Отрывок =
※ ※ ※

Г. Ф. ФЕЙГИН, профессор кафедры экономики и управления СПбГУП, доктор экономических наук: Цели, о которых Вы рассказываете, формулируются как глобальные. Но Вы говорите и о национальных интересах: Россия должна принимать собственные решения, Китай идет своим путем, Германия — своим. Верно ли я понимаю, что по крайней мере в экологической и энергетической составляющих решения проблемы приоритет все же остается за национальными интересами?

— В последнее десятилетие все чаще говорят о глокализации: «Think globally, act locally», то есть «думай в мировых масштабах, действуй на локальном уровне». Конечно, когда речь идет о климате, то результатов можно добиться только общими усилиями, глобальный феномен требует всеобщих усилий, хотя та же адаптация и социально, и экономически, и экологически оправдана и уместна именно на местном (районном, региональном) уровне. Но совершенно ясно, что, выходя на международную арену, страны, точнее их правительства, всегда будут учитывать национальные интересы. Кстати, в Парижском соглашении, как и в Рамочной конвенции ООН по климату, подчеркивается дифференцированная ответственность государств за решение климатической проблемы и необходимость учета культурной, природной, социально-экономической специфики стран при указанном решении.

Г. Ф. ФЕЙГИН: И еще вопрос о Китае. Там очень сложная, возможно, даже катастрофическая ситуация с точки зрения загрязнения водных ресурсов. Есть ли у Китая с его политикой шанс в ближайшей перспективе изменить эту ситуацию?

— На мой взгляд, безусловно, есть. Во-первых, сам драматизм экологической ситуации, причем не только в сфере водных ресурсов, но и с качеством воздуха в городах, а также почв, является стимулом решительных перемен. Во-вторых, текущая экологическая политика уже позволила добиться ощутимых сдвигов к лучшему, хотя для самоуспокоенности нет места и до благополучия, как говаривал один из персонажей А. С. Грибоедова, «дистанция огромного размера». При этом китайцы сочетают два подхода: государственный и чисто экономический, коммерческий. Создана целая индустрия, зарабатывающая на решении экологических и климатических проблем, причем не только у себя в стране, но и во всем мире (вспомним ветрогенераторы и солнечные панели).

Е. Г. ХОЛЬНОВА, заведующая кафедрой экономики и управления СПбГУП, доктор экономических наук, профессор: — От имени всех присутствующих благодарю Бориса Николаевича за интересную лекцию. Надеемся, что Россия в ближайшее время сможет выйти на траекторию устойчивого развития.

* Премия в честь советского экономиста, известного ученого в области политической экономии капитализма и мировой экономики Евгения Самуиловича Варги присуждается АН СССР (РАН) с 1994 года.

** Российская общественная организация, объединяющая ученых-экономистов и специалистов в области управления, финансов, образования, банковской и других сфер с целью развития и укрепления экономики России и ее регионов, всех отраслей народного хозяйства.

※ ※ ※

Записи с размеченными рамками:
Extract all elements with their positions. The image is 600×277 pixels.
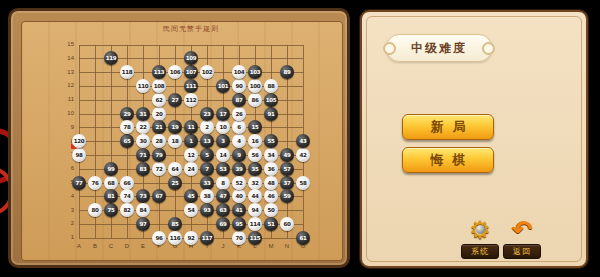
white-stone-move-44: 44 — [248, 189, 262, 203]
black-stone-move-3: 3 — [216, 134, 230, 148]
return-label: 返回 — [503, 244, 541, 259]
black-stone-move-81: 81 — [104, 189, 118, 203]
black-stone-move-37: 37 — [280, 176, 294, 190]
column-coordinate-label: E — [137, 243, 149, 249]
row-coordinate-label: 15 — [62, 41, 74, 47]
white-stone-move-42: 42 — [296, 148, 310, 162]
row-coordinate-label: 10 — [62, 110, 74, 116]
white-stone-move-98: 98 — [72, 148, 86, 162]
row-coordinate-label: 12 — [62, 82, 74, 88]
black-stone-move-69: 69 — [216, 217, 230, 231]
black-stone-move-115: 115 — [248, 231, 262, 245]
black-stone-move-77: 77 — [72, 176, 86, 190]
black-stone-move-41: 41 — [232, 203, 246, 217]
row-coordinate-label: 2 — [62, 220, 74, 226]
white-stone-move-96: 96 — [152, 231, 166, 245]
black-stone-move-33: 33 — [200, 176, 214, 190]
white-stone-move-84: 84 — [136, 203, 150, 217]
gear-icon: ⚙ — [460, 216, 500, 243]
black-stone-move-79: 79 — [152, 148, 166, 162]
black-stone-move-89: 89 — [280, 65, 294, 79]
black-stone-move-11: 11 — [184, 120, 198, 134]
board-surface[interactable]: 民间无禁手规则 15A14B13C12D11E10F9G8H7I6J5K4L3M… — [21, 21, 343, 261]
black-stone-move-23: 23 — [200, 107, 214, 121]
new-game-button[interactable]: 新局 — [402, 114, 494, 140]
black-stone-move-63: 63 — [216, 203, 230, 217]
white-stone-move-50: 50 — [264, 203, 278, 217]
black-stone-move-17: 17 — [216, 107, 230, 121]
white-stone-move-58: 58 — [296, 176, 310, 190]
white-stone-move-22: 22 — [136, 120, 150, 134]
black-stone-move-29: 29 — [120, 107, 134, 121]
row-coordinate-label: 1 — [62, 234, 74, 240]
white-stone-move-90: 90 — [232, 79, 246, 93]
white-stone-move-4: 4 — [232, 134, 246, 148]
black-stone-move-61: 61 — [296, 231, 310, 245]
black-stone-move-1: 1 — [184, 134, 198, 148]
white-stone-move-76: 76 — [88, 176, 102, 190]
white-stone-move-78: 78 — [120, 120, 134, 134]
black-stone-move-51: 51 — [264, 217, 278, 231]
white-stone-move-32: 32 — [248, 176, 262, 190]
column-coordinate-label: B — [89, 243, 101, 249]
board-panel: 民间无禁手规则 15A14B13C12D11E10F9G8H7I6J5K4L3M… — [8, 8, 350, 268]
white-stone-move-24: 24 — [184, 162, 198, 176]
white-stone-move-80: 80 — [88, 203, 102, 217]
black-stone-move-49: 49 — [280, 148, 294, 162]
difficulty-label: 中级难度 — [411, 40, 467, 57]
white-stone-move-48: 48 — [264, 176, 278, 190]
white-stone-move-12: 12 — [184, 148, 198, 162]
white-stone-move-20: 20 — [152, 107, 166, 121]
white-stone-move-2: 2 — [200, 120, 214, 134]
white-stone-move-102: 102 — [200, 65, 214, 79]
column-coordinate-label: J — [217, 243, 229, 249]
black-stone-move-85: 85 — [168, 217, 182, 231]
white-stone-move-30: 30 — [136, 134, 150, 148]
white-stone-move-6: 6 — [232, 120, 246, 134]
row-coordinate-label: 11 — [62, 96, 74, 102]
black-stone-move-55: 55 — [264, 134, 278, 148]
white-stone-move-92: 92 — [184, 231, 198, 245]
settings-button[interactable]: ⚙ 系统 — [460, 216, 500, 259]
black-stone-move-71: 71 — [136, 148, 150, 162]
white-stone-move-10: 10 — [216, 120, 230, 134]
white-stone-move-34: 34 — [264, 148, 278, 162]
black-stone-move-53: 53 — [216, 162, 230, 176]
black-stone-move-19: 19 — [168, 120, 182, 134]
black-stone-move-91: 91 — [264, 107, 278, 121]
white-stone-move-8: 8 — [216, 176, 230, 190]
black-stone-move-101: 101 — [216, 79, 230, 93]
black-stone-move-59: 59 — [280, 189, 294, 203]
white-stone-move-108: 108 — [152, 79, 166, 93]
black-stone-move-5: 5 — [200, 148, 214, 162]
black-stone-move-105: 105 — [264, 93, 278, 107]
white-stone-move-46: 46 — [264, 189, 278, 203]
return-button[interactable]: ↶ 返回 — [502, 216, 542, 259]
white-stone-move-28: 28 — [152, 134, 166, 148]
white-stone-move-54: 54 — [184, 203, 198, 217]
black-stone-move-13: 13 — [200, 134, 214, 148]
black-stone-move-73: 73 — [136, 189, 150, 203]
black-stone-move-15: 15 — [248, 120, 262, 134]
row-coordinate-label: 9 — [62, 124, 74, 130]
black-stone-move-97: 97 — [136, 217, 150, 231]
black-stone-move-113: 113 — [152, 65, 166, 79]
white-stone-move-100: 100 — [248, 79, 262, 93]
column-coordinate-label: A — [73, 243, 85, 249]
white-stone-move-86: 86 — [248, 93, 262, 107]
white-stone-move-56: 56 — [248, 148, 262, 162]
settings-label: 系统 — [461, 244, 499, 259]
black-stone-move-25: 25 — [168, 176, 182, 190]
column-coordinate-label: N — [281, 243, 293, 249]
black-stone-move-45: 45 — [184, 189, 198, 203]
white-stone-move-112: 112 — [184, 93, 198, 107]
white-stone-move-82: 82 — [120, 203, 134, 217]
last-move-marker-icon — [71, 143, 77, 149]
black-stone-move-99: 99 — [104, 162, 118, 176]
side-panel: 中级难度 新局 悔棋 ⚙ 系统 ↶ 返回 — [360, 10, 588, 268]
white-stone-move-104: 104 — [232, 65, 246, 79]
black-stone-move-95: 95 — [232, 217, 246, 231]
black-stone-move-87: 87 — [232, 93, 246, 107]
undo-move-button[interactable]: 悔棋 — [402, 147, 494, 173]
black-stone-move-83: 83 — [136, 162, 150, 176]
black-stone-move-117: 117 — [200, 231, 214, 245]
black-stone-move-21: 21 — [152, 120, 166, 134]
row-coordinate-label: 6 — [62, 165, 74, 171]
black-stone-move-43: 43 — [296, 134, 310, 148]
black-stone-move-57: 57 — [280, 162, 294, 176]
column-coordinate-label: C — [105, 243, 117, 249]
white-stone-move-72: 72 — [152, 162, 166, 176]
white-stone-move-52: 52 — [232, 176, 246, 190]
white-stone-move-26: 26 — [232, 107, 246, 121]
white-stone-move-74: 74 — [120, 189, 134, 203]
white-stone-move-40: 40 — [232, 189, 246, 203]
white-stone-move-94: 94 — [248, 203, 262, 217]
white-stone-move-18: 18 — [168, 134, 182, 148]
banner-curl-icon — [482, 42, 495, 55]
black-stone-move-93: 93 — [200, 203, 214, 217]
return-arrow-icon: ↶ — [502, 216, 542, 243]
black-stone-move-119: 119 — [104, 51, 118, 65]
white-stone-move-16: 16 — [248, 134, 262, 148]
game-screen: 民间无禁手规则 15A14B13C12D11E10F9G8H7I6J5K4L3M… — [0, 0, 600, 277]
white-stone-move-106: 106 — [168, 65, 182, 79]
row-coordinate-label: 3 — [62, 207, 74, 213]
white-stone-move-118: 118 — [120, 65, 134, 79]
row-coordinate-label: 14 — [62, 55, 74, 61]
white-stone-move-38: 38 — [200, 189, 214, 203]
white-stone-move-66: 66 — [120, 176, 134, 190]
white-stone-move-88: 88 — [264, 79, 278, 93]
black-stone-move-31: 31 — [136, 107, 150, 121]
rule-banner: 民间无禁手规则 — [79, 24, 303, 34]
black-stone-move-103: 103 — [248, 65, 262, 79]
white-stone-move-68: 68 — [104, 176, 118, 190]
white-stone-move-110: 110 — [136, 79, 150, 93]
difficulty-banner: 中级难度 — [386, 34, 492, 62]
black-stone-move-35: 35 — [248, 162, 262, 176]
black-stone-move-7: 7 — [200, 162, 214, 176]
white-stone-move-62: 62 — [152, 93, 166, 107]
white-stone-move-120: 120 — [72, 134, 86, 148]
black-stone-move-67: 67 — [152, 189, 166, 203]
white-stone-move-116: 116 — [168, 231, 182, 245]
black-stone-move-75: 75 — [104, 203, 118, 217]
black-stone-move-9: 9 — [232, 148, 246, 162]
black-stone-move-107: 107 — [184, 65, 198, 79]
black-stone-move-39: 39 — [232, 162, 246, 176]
column-coordinate-label: D — [121, 243, 133, 249]
black-stone-move-109: 109 — [184, 51, 198, 65]
column-coordinate-label: M — [265, 243, 277, 249]
black-stone-move-65: 65 — [120, 134, 134, 148]
white-stone-move-14: 14 — [216, 148, 230, 162]
white-stone-move-70: 70 — [232, 231, 246, 245]
white-stone-move-36: 36 — [264, 162, 278, 176]
white-stone-move-114: 114 — [248, 217, 262, 231]
black-stone-move-47: 47 — [216, 189, 230, 203]
black-stone-move-27: 27 — [168, 93, 182, 107]
row-coordinate-label: 4 — [62, 193, 74, 199]
white-stone-move-60: 60 — [280, 217, 294, 231]
banner-curl-icon — [383, 42, 396, 55]
white-stone-move-64: 64 — [168, 162, 182, 176]
row-coordinate-label: 13 — [62, 69, 74, 75]
black-stone-move-111: 111 — [184, 79, 198, 93]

※ ※ ※

Описание задания =
Какие два подхода, согласно отрывку, сочетают китайцы в своей экологической политике?

Ответ на задание =
Государственный и чисто экономический, коммерческий.